DATASET –
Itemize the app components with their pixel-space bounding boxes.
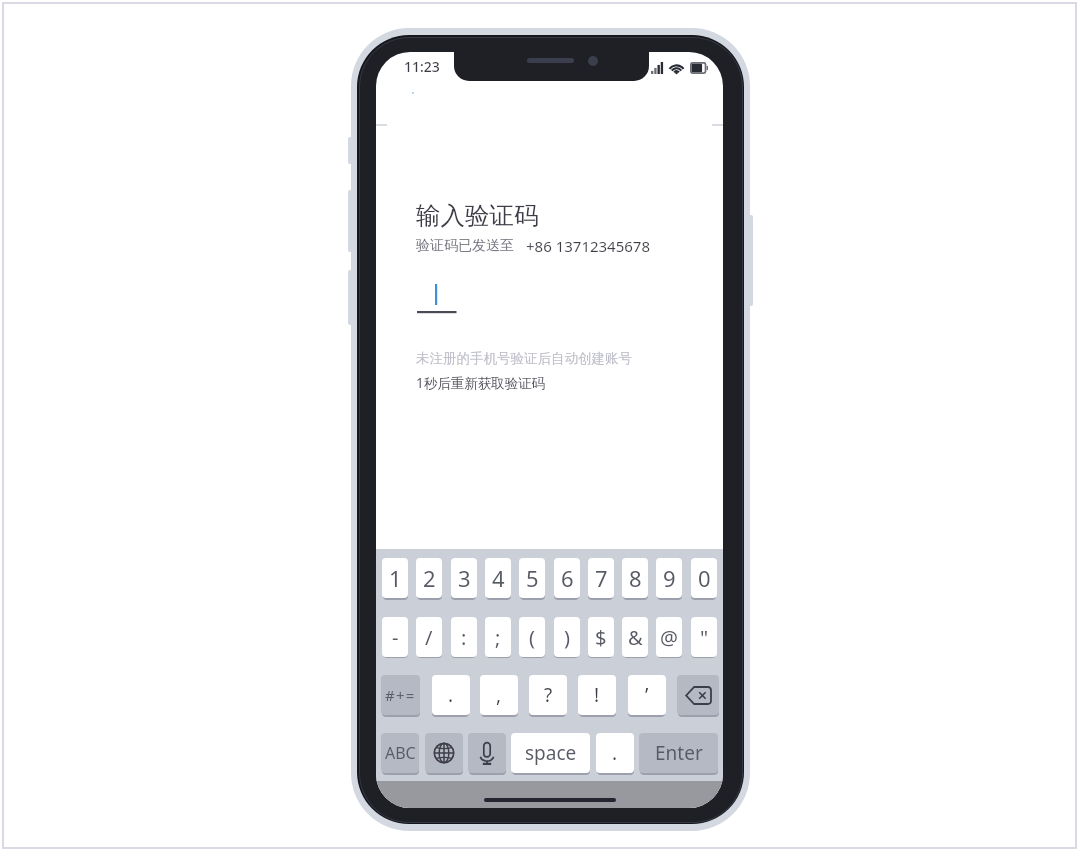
- button[interactable]: !: [578, 675, 616, 715]
- staticText: @: [660, 624, 678, 651]
- button[interactable]: (: [519, 617, 545, 657]
- staticText: #+=: [385, 685, 416, 705]
- staticText: -: [392, 624, 399, 651]
- button[interactable]: 0: [691, 558, 717, 598]
- staticText: 9: [663, 563, 676, 593]
- button[interactable]: .: [596, 733, 634, 773]
- staticText: !: [594, 682, 600, 708]
- staticText: space: [525, 740, 577, 766]
- staticText: 5: [526, 563, 539, 593]
- staticText: ,: [496, 682, 502, 708]
- staticText: 输入验证码: [416, 200, 539, 231]
- button[interactable]: #+=: [381, 675, 420, 715]
- button[interactable]: /: [416, 617, 442, 657]
- staticText: :: [461, 624, 467, 651]
- staticText: 6: [561, 563, 574, 593]
- staticText: Enter: [655, 740, 703, 766]
- button[interactable]: :: [451, 617, 477, 657]
- button[interactable]: &: [622, 617, 648, 657]
- staticText: ": [700, 624, 709, 651]
- button[interactable]: ;: [485, 617, 511, 657]
- staticText: 1秒后重新获取验证码: [416, 374, 546, 392]
- button[interactable]: -: [382, 617, 408, 657]
- button[interactable]: ": [691, 617, 717, 657]
- staticText: ABC: [385, 742, 416, 764]
- button[interactable]: @: [656, 617, 682, 657]
- staticText: 未注册的手机号验证后自动创建账号: [416, 350, 632, 367]
- button[interactable]: ?: [529, 675, 567, 715]
- staticText: 1: [389, 563, 402, 593]
- staticText: &: [628, 624, 643, 651]
- staticText: .: [612, 740, 618, 766]
- staticText: 0: [698, 563, 711, 593]
- staticText: $: [595, 624, 607, 651]
- staticText: 验证码已发送至: [416, 237, 514, 255]
- button[interactable]: space: [511, 733, 590, 773]
- staticText: ): [564, 624, 570, 651]
- staticText: 3: [458, 563, 471, 593]
- button[interactable]: 7: [588, 558, 614, 598]
- staticText: (: [529, 624, 535, 651]
- staticText: .: [448, 682, 454, 708]
- button[interactable]: 9: [656, 558, 682, 598]
- button[interactable]: 5: [519, 558, 545, 598]
- button[interactable]: 1秒后重新获取验证码: [416, 374, 546, 392]
- staticText: 2: [423, 563, 436, 593]
- button[interactable]: 2: [416, 558, 442, 598]
- button[interactable]: 6: [554, 558, 580, 598]
- button[interactable]: ): [554, 617, 580, 657]
- button[interactable]: 8: [622, 558, 648, 598]
- staticText: 4: [492, 563, 505, 593]
- button[interactable]: .: [432, 675, 470, 715]
- staticText: 8: [629, 563, 642, 593]
- staticText: ;: [495, 624, 501, 651]
- staticText: 7: [595, 563, 608, 593]
- staticText: +86 13712345678: [526, 236, 651, 256]
- button[interactable]: 3: [451, 558, 477, 598]
- staticText: /: [425, 624, 433, 651]
- button[interactable]: Enter: [639, 733, 718, 773]
- button[interactable]: Switch keyboard: [425, 733, 463, 773]
- button[interactable]: 4: [485, 558, 511, 598]
- button[interactable]: Verification code input: [416, 282, 458, 314]
- button[interactable]: Backspace: [677, 675, 719, 715]
- button[interactable]: $: [588, 617, 614, 657]
- button[interactable]: Voice input: [468, 733, 506, 773]
- button[interactable]: 1: [382, 558, 408, 598]
- staticText: ?: [544, 682, 553, 708]
- staticText: ’: [645, 682, 649, 708]
- button[interactable]: ABC: [381, 733, 419, 773]
- button[interactable]: ,: [480, 675, 518, 715]
- button[interactable]: ’: [628, 675, 666, 715]
- staticText: 11:23: [404, 57, 440, 76]
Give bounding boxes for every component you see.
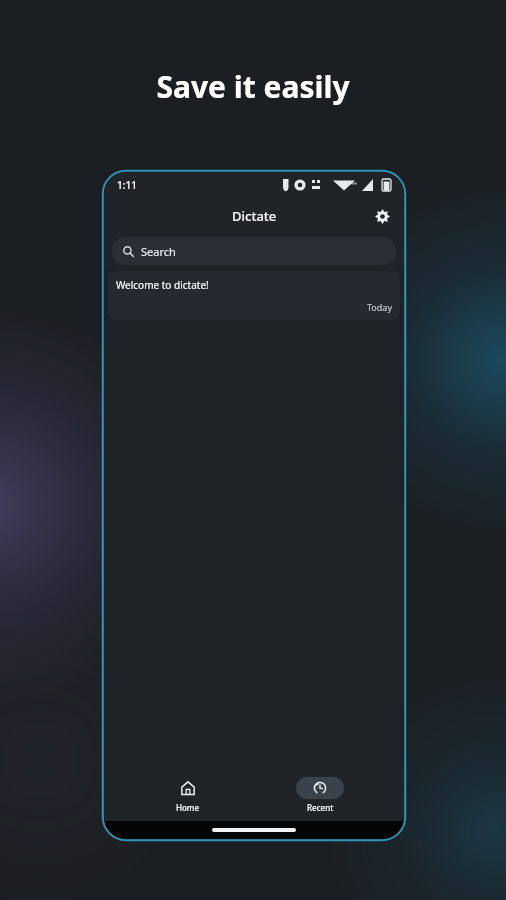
staticText: Save it easily [156, 66, 350, 107]
button[interactable]: Recent [272, 772, 368, 817]
staticText: Home [176, 802, 200, 813]
staticText: Search [141, 244, 176, 259]
staticText: Dictate [232, 207, 277, 225]
staticText: Welcome to dictate! [116, 278, 209, 292]
staticText: Recent [307, 802, 334, 813]
button[interactable]: Home [140, 772, 236, 817]
button[interactable]: Search [112, 237, 396, 265]
staticText: 1:11 [117, 178, 137, 192]
button[interactable]: Welcome to dictate! [108, 271, 400, 320]
staticText: Today [367, 301, 392, 313]
button[interactable]: Settings [368, 202, 396, 230]
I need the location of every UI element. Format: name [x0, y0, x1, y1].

GIVEN EXERCISE –
Reproduce every line of all the items above verbatim, omitting the pictures from your answer.

OUTPUT OF THE TASK –
Itemize the app components with their pixel-space bounding boxes.
- button[interactable]: !: [578, 675, 616, 715]
- staticText: @: [660, 624, 678, 651]
- button[interactable]: (: [519, 617, 545, 657]
- staticText: #+=: [385, 685, 416, 705]
- staticText: -: [392, 624, 399, 651]
- button[interactable]: 0: [691, 558, 717, 598]
- staticText: 9: [663, 563, 676, 593]
- button[interactable]: .: [596, 733, 634, 773]
- staticText: !: [594, 682, 600, 708]
- staticText: space: [525, 740, 577, 766]
- staticText: 5: [526, 563, 539, 593]
- staticText: ,: [496, 682, 502, 708]
- staticText: 输入验证码: [416, 200, 539, 231]
- button[interactable]: #+=: [381, 675, 420, 715]
- button[interactable]: /: [416, 617, 442, 657]
- staticText: :: [461, 624, 467, 651]
- staticText: 6: [561, 563, 574, 593]
- staticText: Enter: [655, 740, 703, 766]
- button[interactable]: :: [451, 617, 477, 657]
- button[interactable]: &: [622, 617, 648, 657]
- staticText: ": [700, 624, 709, 651]
- button[interactable]: ;: [485, 617, 511, 657]
- staticText: 1秒后重新获取验证码: [416, 374, 546, 392]
- button[interactable]: -: [382, 617, 408, 657]
- button[interactable]: ": [691, 617, 717, 657]
- staticText: ABC: [385, 742, 416, 764]
- button[interactable]: @: [656, 617, 682, 657]
- staticText: 未注册的手机号验证后自动创建账号: [416, 350, 632, 367]
- button[interactable]: ?: [529, 675, 567, 715]
- staticText: 1: [389, 563, 402, 593]
- staticText: &: [628, 624, 643, 651]
- staticText: .: [612, 740, 618, 766]
- staticText: 0: [698, 563, 711, 593]
- staticText: $: [595, 624, 607, 651]
- staticText: 验证码已发送至: [416, 237, 514, 255]
- button[interactable]: space: [511, 733, 590, 773]
- staticText: ): [564, 624, 570, 651]
- staticText: 3: [458, 563, 471, 593]
- button[interactable]: 7: [588, 558, 614, 598]
- staticText: (: [529, 624, 535, 651]
- staticText: .: [448, 682, 454, 708]
- button[interactable]: 9: [656, 558, 682, 598]
- button[interactable]: 5: [519, 558, 545, 598]
- button[interactable]: 1秒后重新获取验证码: [416, 374, 546, 392]
- staticText: 2: [423, 563, 436, 593]
- button[interactable]: 2: [416, 558, 442, 598]
- button[interactable]: 6: [554, 558, 580, 598]
- button[interactable]: ): [554, 617, 580, 657]
- button[interactable]: 8: [622, 558, 648, 598]
- staticText: 4: [492, 563, 505, 593]
- button[interactable]: .: [432, 675, 470, 715]
- staticText: 8: [629, 563, 642, 593]
- staticText: ;: [495, 624, 501, 651]
- staticText: 7: [595, 563, 608, 593]
- staticText: +86 13712345678: [526, 236, 651, 256]
- button[interactable]: 3: [451, 558, 477, 598]
- staticText: /: [425, 624, 433, 651]
- button[interactable]: Enter: [639, 733, 718, 773]
- button[interactable]: Switch keyboard: [425, 733, 463, 773]
- button[interactable]: 4: [485, 558, 511, 598]
- button[interactable]: Verification code input: [416, 282, 458, 314]
- button[interactable]: Backspace: [677, 675, 719, 715]
- button[interactable]: $: [588, 617, 614, 657]
- button[interactable]: Voice input: [468, 733, 506, 773]
- button[interactable]: 1: [382, 558, 408, 598]
- staticText: ?: [544, 682, 553, 708]
- staticText: ’: [645, 682, 649, 708]
- button[interactable]: ABC: [381, 733, 419, 773]
- button[interactable]: ,: [480, 675, 518, 715]
- button[interactable]: ’: [628, 675, 666, 715]
- staticText: 11:23: [404, 57, 440, 76]
Give bounding boxes for every component you see.
staticText: Save it easily [156, 66, 350, 107]
button[interactable]: Recent [272, 772, 368, 817]
staticText: Home [176, 802, 200, 813]
staticText: Search [141, 244, 176, 259]
staticText: Dictate [232, 207, 277, 225]
staticText: Welcome to dictate! [116, 278, 209, 292]
staticText: Recent [307, 802, 334, 813]
button[interactable]: Home [140, 772, 236, 817]
button[interactable]: Search [112, 237, 396, 265]
staticText: 1:11 [117, 178, 137, 192]
button[interactable]: Welcome to dictate! [108, 271, 400, 320]
staticText: Today [367, 301, 392, 313]
button[interactable]: Settings [368, 202, 396, 230]
I need the location of every UI element. Format: name [x0, y0, x1, y1].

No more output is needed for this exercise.